# Task instructions
Will you give the material below again, every line exactly as it is?

Records from a dataset
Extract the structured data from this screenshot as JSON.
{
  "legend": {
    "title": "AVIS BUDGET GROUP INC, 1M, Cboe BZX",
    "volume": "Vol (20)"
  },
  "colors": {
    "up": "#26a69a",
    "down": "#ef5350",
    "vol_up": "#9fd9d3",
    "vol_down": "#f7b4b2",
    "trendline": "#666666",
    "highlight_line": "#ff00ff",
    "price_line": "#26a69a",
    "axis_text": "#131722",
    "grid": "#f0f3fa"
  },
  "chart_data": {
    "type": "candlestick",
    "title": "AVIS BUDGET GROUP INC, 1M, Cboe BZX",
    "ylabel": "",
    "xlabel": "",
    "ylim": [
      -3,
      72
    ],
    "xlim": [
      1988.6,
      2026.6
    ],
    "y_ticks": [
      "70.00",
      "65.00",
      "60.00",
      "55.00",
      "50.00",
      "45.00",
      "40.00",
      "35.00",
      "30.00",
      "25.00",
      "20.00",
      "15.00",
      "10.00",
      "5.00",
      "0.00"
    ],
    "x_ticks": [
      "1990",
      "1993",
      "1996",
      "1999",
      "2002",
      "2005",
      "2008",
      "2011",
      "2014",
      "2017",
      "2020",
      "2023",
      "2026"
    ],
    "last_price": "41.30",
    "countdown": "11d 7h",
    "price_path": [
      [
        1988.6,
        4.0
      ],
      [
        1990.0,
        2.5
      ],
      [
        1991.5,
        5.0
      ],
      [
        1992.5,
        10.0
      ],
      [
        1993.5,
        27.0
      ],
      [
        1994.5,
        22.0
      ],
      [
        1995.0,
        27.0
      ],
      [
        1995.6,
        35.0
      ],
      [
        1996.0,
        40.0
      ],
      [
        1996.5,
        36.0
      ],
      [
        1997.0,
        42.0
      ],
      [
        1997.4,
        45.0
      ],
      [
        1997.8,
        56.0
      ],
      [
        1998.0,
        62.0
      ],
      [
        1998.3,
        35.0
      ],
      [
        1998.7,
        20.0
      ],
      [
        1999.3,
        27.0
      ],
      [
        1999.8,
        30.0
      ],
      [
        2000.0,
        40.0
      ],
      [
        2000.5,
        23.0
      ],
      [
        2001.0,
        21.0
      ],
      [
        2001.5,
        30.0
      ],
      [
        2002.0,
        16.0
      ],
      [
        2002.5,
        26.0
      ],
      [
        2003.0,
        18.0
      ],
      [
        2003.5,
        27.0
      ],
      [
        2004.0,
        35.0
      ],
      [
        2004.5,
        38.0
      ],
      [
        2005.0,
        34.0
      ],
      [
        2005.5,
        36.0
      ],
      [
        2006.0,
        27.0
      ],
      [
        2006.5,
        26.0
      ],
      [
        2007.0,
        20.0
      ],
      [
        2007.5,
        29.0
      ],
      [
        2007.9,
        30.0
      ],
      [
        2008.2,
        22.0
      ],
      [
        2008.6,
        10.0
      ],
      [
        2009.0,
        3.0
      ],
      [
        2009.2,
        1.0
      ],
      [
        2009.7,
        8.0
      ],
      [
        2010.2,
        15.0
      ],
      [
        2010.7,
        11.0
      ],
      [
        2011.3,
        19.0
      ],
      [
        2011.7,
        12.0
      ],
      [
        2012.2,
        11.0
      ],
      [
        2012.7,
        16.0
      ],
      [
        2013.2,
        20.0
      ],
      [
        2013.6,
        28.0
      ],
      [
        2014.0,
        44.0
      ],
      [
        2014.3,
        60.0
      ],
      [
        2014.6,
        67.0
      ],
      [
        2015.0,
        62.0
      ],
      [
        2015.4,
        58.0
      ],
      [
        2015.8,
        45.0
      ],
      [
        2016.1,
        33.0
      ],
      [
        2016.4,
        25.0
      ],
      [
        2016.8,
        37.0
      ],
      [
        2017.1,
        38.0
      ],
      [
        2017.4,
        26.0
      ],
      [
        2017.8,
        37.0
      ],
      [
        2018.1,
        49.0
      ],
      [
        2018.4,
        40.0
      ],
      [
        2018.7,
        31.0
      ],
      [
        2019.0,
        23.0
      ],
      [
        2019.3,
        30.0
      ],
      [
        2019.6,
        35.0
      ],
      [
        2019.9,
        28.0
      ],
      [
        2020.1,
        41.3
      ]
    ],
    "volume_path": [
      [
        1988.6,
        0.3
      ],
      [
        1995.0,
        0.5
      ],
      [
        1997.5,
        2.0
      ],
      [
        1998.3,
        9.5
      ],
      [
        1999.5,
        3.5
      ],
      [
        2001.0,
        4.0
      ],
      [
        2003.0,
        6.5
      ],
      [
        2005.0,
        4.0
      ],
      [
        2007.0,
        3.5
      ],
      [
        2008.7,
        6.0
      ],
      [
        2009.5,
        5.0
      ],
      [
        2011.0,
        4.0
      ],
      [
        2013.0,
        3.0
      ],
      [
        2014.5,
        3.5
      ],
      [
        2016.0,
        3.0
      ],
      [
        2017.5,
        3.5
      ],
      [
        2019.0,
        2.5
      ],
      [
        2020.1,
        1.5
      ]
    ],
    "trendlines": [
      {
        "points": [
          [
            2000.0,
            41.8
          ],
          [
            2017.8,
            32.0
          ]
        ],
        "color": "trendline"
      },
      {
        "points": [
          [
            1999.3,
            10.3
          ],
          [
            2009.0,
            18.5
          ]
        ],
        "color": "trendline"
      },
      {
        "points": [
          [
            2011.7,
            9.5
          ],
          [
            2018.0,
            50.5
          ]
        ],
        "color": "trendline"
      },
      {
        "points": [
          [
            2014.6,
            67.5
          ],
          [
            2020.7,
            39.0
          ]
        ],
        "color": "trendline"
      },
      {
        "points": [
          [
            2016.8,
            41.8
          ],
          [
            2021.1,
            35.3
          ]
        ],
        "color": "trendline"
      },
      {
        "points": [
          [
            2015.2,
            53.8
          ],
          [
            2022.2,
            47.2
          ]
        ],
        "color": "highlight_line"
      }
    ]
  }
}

# Solution
Extract the structured data from this screenshot as JSON.
{
  "legend": {
    "title": "AVIS BUDGET GROUP INC, 1M, Cboe BZX",
    "volume": "Vol (20)"
  },
  "colors": {
    "up": "#26a69a",
    "down": "#ef5350",
    "vol_up": "#9fd9d3",
    "vol_down": "#f7b4b2",
    "trendline": "#666666",
    "highlight_line": "#ff00ff",
    "price_line": "#26a69a",
    "axis_text": "#131722",
    "grid": "#f0f3fa"
  },
  "chart_data": {
    "type": "candlestick",
    "title": "AVIS BUDGET GROUP INC, 1M, Cboe BZX",
    "ylabel": "",
    "xlabel": "",
    "ylim": [
      -3,
      72
    ],
    "xlim": [
      1988.6,
      2026.6
    ],
    "y_ticks": [
      "70.00",
      "65.00",
      "60.00",
      "55.00",
      "50.00",
      "45.00",
      "40.00",
      "35.00",
      "30.00",
      "25.00",
      "20.00",
      "15.00",
      "10.00",
      "5.00",
      "0.00"
    ],
    "x_ticks": [
      "1990",
      "1993",
      "1996",
      "1999",
      "2002",
      "2005",
      "2008",
      "2011",
      "2014",
      "2017",
      "2020",
      "2023",
      "2026"
    ],
    "last_price": "41.30",
    "countdown": "11d 7h",
    "price_path": [
      [
        1988.6,
        4.0
      ],
      [
        1990.0,
        2.5
      ],
      [
        1991.5,
        5.0
      ],
      [
        1992.5,
        10.0
      ],
      [
        1993.5,
        27.0
      ],
      [
        1994.5,
        22.0
      ],
      [
        1995.0,
        27.0
      ],
      [
        1995.6,
        35.0
      ],
      [
        1996.0,
        40.0
      ],
      [
        1996.5,
        36.0
      ],
      [
        1997.0,
        42.0
      ],
      [
        1997.4,
        45.0
      ],
      [
        1997.8,
        56.0
      ],
      [
        1998.0,
        62.0
      ],
      [
        1998.3,
        35.0
      ],
      [
        1998.7,
        20.0
      ],
      [
        1999.3,
        27.0
      ],
      [
        1999.8,
        30.0
      ],
      [
        2000.0,
        40.0
      ],
      [
        2000.5,
        23.0
      ],
      [
        2001.0,
        21.0
      ],
      [
        2001.5,
        30.0
      ],
      [
        2002.0,
        16.0
      ],
      [
        2002.5,
        26.0
      ],
      [
        2003.0,
        18.0
      ],
      [
        2003.5,
        27.0
      ],
      [
        2004.0,
        35.0
      ],
      [
        2004.5,
        38.0
      ],
      [
        2005.0,
        34.0
      ],
      [
        2005.5,
        36.0
      ],
      [
        2006.0,
        27.0
      ],
      [
        2006.5,
        26.0
      ],
      [
        2007.0,
        20.0
      ],
      [
        2007.5,
        29.0
      ],
      [
        2007.9,
        30.0
      ],
      [
        2008.2,
        22.0
      ],
      [
        2008.6,
        10.0
      ],
      [
        2009.0,
        3.0
      ],
      [
        2009.2,
        1.0
      ],
      [
        2009.7,
        8.0
      ],
      [
        2010.2,
        15.0
      ],
      [
        2010.7,
        11.0
      ],
      [
        2011.3,
        19.0
      ],
      [
        2011.7,
        12.0
      ],
      [
        2012.2,
        11.0
      ],
      [
        2012.7,
        16.0
      ],
      [
        2013.2,
        20.0
      ],
      [
        2013.6,
        28.0
      ],
      [
        2014.0,
        44.0
      ],
      [
        2014.3,
        60.0
      ],
      [
        2014.6,
        67.0
      ],
      [
        2015.0,
        62.0
      ],
      [
        2015.4,
        58.0
      ],
      [
        2015.8,
        45.0
      ],
      [
        2016.1,
        33.0
      ],
      [
        2016.4,
        25.0
      ],
      [
        2016.8,
        37.0
      ],
      [
        2017.1,
        38.0
      ],
      [
        2017.4,
        26.0
      ],
      [
        2017.8,
        37.0
      ],
      [
        2018.1,
        49.0
      ],
      [
        2018.4,
        40.0
      ],
      [
        2018.7,
        31.0
      ],
      [
        2019.0,
        23.0
      ],
      [
        2019.3,
        30.0
      ],
      [
        2019.6,
        35.0
      ],
      [
        2019.9,
        28.0
      ],
      [
        2020.1,
        41.3
      ]
    ],
    "volume_path": [
      [
        1988.6,
        0.3
      ],
      [
        1995.0,
        0.5
      ],
      [
        1997.5,
        2.0
      ],
      [
        1998.3,
        9.5
      ],
      [
        1999.5,
        3.5
      ],
      [
        2001.0,
        4.0
      ],
      [
        2003.0,
        6.5
      ],
      [
        2005.0,
        4.0
      ],
      [
        2007.0,
        3.5
      ],
      [
        2008.7,
        6.0
      ],
      [
        2009.5,
        5.0
      ],
      [
        2011.0,
        4.0
      ],
      [
        2013.0,
        3.0
      ],
      [
        2014.5,
        3.5
      ],
      [
        2016.0,
        3.0
      ],
      [
        2017.5,
        3.5
      ],
      [
        2019.0,
        2.5
      ],
      [
        2020.1,
        1.5
      ]
    ],
    "trendlines": [
      {
        "points": [
          [
            2000.0,
            41.8
          ],
          [
            2017.8,
            32.0
          ]
        ],
        "color": "trendline"
      },
      {
        "points": [
          [
            1999.3,
            10.3
          ],
          [
            2009.0,
            18.5
          ]
        ],
        "color": "trendline"
      },
      {
        "points": [
          [
            2011.7,
            9.5
          ],
          [
            2018.0,
            50.5
          ]
        ],
        "color": "trendline"
      },
      {
        "points": [
          [
            2014.6,
            67.5
          ],
          [
            2020.7,
            39.0
          ]
        ],
        "color": "trendline"
      },
      {
        "points": [
          [
            2016.8,
            41.8
          ],
          [
            2021.1,
            35.3
          ]
        ],
        "color": "trendline"
      },
      {
        "points": [
          [
            2015.2,
            53.8
          ],
          [
            2022.2,
            47.2
          ]
        ],
        "color": "highlight_line"
      }
    ]
  }
}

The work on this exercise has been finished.